--- start ---

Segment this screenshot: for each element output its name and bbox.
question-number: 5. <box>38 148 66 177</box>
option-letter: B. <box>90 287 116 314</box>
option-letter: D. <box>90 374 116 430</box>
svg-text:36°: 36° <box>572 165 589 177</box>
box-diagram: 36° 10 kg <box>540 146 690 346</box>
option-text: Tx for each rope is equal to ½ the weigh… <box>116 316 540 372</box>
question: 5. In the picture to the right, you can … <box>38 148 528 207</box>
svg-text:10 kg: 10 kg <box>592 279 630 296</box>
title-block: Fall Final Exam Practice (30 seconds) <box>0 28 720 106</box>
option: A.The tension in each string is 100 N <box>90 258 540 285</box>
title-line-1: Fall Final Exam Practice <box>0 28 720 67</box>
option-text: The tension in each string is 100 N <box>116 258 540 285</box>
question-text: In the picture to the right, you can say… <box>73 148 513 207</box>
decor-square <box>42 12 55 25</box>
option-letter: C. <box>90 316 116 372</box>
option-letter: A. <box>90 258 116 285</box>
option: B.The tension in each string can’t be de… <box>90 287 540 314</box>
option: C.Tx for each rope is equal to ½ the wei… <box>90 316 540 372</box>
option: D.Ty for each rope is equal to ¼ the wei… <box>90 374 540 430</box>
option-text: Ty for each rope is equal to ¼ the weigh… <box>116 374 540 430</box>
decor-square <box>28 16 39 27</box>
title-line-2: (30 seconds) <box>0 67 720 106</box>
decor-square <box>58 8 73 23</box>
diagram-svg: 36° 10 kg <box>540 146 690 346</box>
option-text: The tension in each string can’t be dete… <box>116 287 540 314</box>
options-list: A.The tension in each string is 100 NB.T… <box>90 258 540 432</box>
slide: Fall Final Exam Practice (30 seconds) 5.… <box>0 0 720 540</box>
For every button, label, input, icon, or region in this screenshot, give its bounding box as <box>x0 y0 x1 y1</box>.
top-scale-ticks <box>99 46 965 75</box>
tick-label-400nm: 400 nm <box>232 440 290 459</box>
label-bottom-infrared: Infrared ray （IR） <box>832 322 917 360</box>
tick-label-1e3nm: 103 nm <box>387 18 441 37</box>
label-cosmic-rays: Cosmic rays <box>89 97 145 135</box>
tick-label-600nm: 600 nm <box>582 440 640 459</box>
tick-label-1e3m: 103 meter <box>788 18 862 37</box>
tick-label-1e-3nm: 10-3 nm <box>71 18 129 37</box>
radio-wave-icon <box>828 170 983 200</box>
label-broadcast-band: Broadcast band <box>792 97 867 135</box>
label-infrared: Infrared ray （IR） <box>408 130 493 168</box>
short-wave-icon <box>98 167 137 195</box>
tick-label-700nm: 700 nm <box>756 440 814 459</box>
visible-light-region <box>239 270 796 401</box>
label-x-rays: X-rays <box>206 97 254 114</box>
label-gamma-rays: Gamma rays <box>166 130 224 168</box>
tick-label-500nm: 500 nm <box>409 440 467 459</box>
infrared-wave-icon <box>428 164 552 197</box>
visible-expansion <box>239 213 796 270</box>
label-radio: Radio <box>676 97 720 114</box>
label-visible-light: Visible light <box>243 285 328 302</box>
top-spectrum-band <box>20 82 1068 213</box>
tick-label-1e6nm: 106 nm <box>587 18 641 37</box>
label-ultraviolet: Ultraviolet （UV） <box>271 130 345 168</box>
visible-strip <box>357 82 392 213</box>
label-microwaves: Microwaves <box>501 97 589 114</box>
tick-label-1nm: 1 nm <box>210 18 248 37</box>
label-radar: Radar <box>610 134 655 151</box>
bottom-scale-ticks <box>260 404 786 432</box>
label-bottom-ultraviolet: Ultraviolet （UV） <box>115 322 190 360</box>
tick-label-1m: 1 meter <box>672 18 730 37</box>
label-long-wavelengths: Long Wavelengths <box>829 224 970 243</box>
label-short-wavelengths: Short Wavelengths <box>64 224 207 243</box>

--- end ---

| Task description |
Copy all of the records above line for line, changing nothing.

| Expected answer |
Segment this screenshot: for each element output its name and bbox.
question-number: 5. <box>38 148 66 177</box>
option-letter: B. <box>90 287 116 314</box>
option-letter: D. <box>90 374 116 430</box>
svg-text:36°: 36° <box>572 165 589 177</box>
box-diagram: 36° 10 kg <box>540 146 690 346</box>
option-text: Tx for each rope is equal to ½ the weigh… <box>116 316 540 372</box>
question: 5. In the picture to the right, you can … <box>38 148 528 207</box>
svg-text:10 kg: 10 kg <box>592 279 630 296</box>
title-block: Fall Final Exam Practice (30 seconds) <box>0 28 720 106</box>
option: A.The tension in each string is 100 N <box>90 258 540 285</box>
title-line-1: Fall Final Exam Practice <box>0 28 720 67</box>
option-text: The tension in each string is 100 N <box>116 258 540 285</box>
question-text: In the picture to the right, you can say… <box>73 148 513 207</box>
decor-square <box>42 12 55 25</box>
option-letter: C. <box>90 316 116 372</box>
option-letter: A. <box>90 258 116 285</box>
option: B.The tension in each string can’t be de… <box>90 287 540 314</box>
option: C.Tx for each rope is equal to ½ the wei… <box>90 316 540 372</box>
option: D.Ty for each rope is equal to ¼ the wei… <box>90 374 540 430</box>
option-text: Ty for each rope is equal to ¼ the weigh… <box>116 374 540 430</box>
decor-square <box>28 16 39 27</box>
title-line-2: (30 seconds) <box>0 67 720 106</box>
decor-square <box>58 8 73 23</box>
diagram-svg: 36° 10 kg <box>540 146 690 346</box>
option-text: The tension in each string can’t be dete… <box>116 287 540 314</box>
options-list: A.The tension in each string is 100 NB.T… <box>90 258 540 432</box>
slide: Fall Final Exam Practice (30 seconds) 5.… <box>0 0 720 540</box>
For every button, label, input, icon, or region in this screenshot, give its bounding box as <box>x0 y0 x1 y1</box>.
top-scale-ticks <box>99 46 965 75</box>
tick-label-400nm: 400 nm <box>232 440 290 459</box>
label-bottom-infrared: Infrared ray （IR） <box>832 322 917 360</box>
tick-label-1e3nm: 103 nm <box>387 18 441 37</box>
label-cosmic-rays: Cosmic rays <box>89 97 145 135</box>
tick-label-600nm: 600 nm <box>582 440 640 459</box>
tick-label-1e3m: 103 meter <box>788 18 862 37</box>
tick-label-1e-3nm: 10-3 nm <box>71 18 129 37</box>
radio-wave-icon <box>828 170 983 200</box>
label-broadcast-band: Broadcast band <box>792 97 867 135</box>
label-infrared: Infrared ray （IR） <box>408 130 493 168</box>
short-wave-icon <box>98 167 137 195</box>
tick-label-700nm: 700 nm <box>756 440 814 459</box>
visible-light-region <box>239 270 796 401</box>
label-x-rays: X-rays <box>206 97 254 114</box>
label-gamma-rays: Gamma rays <box>166 130 224 168</box>
tick-label-500nm: 500 nm <box>409 440 467 459</box>
infrared-wave-icon <box>428 164 552 197</box>
visible-expansion <box>239 213 796 270</box>
label-radio: Radio <box>676 97 720 114</box>
label-visible-light: Visible light <box>243 285 328 302</box>
top-spectrum-band <box>20 82 1068 213</box>
tick-label-1e6nm: 106 nm <box>587 18 641 37</box>
label-ultraviolet: Ultraviolet （UV） <box>271 130 345 168</box>
visible-strip <box>357 82 392 213</box>
label-microwaves: Microwaves <box>501 97 589 114</box>
tick-label-1nm: 1 nm <box>210 18 248 37</box>
label-radar: Radar <box>610 134 655 151</box>
bottom-scale-ticks <box>260 404 786 432</box>
label-bottom-ultraviolet: Ultraviolet （UV） <box>115 322 190 360</box>
tick-label-1m: 1 meter <box>672 18 730 37</box>
label-long-wavelengths: Long Wavelengths <box>829 224 970 243</box>
label-short-wavelengths: Short Wavelengths <box>64 224 207 243</box>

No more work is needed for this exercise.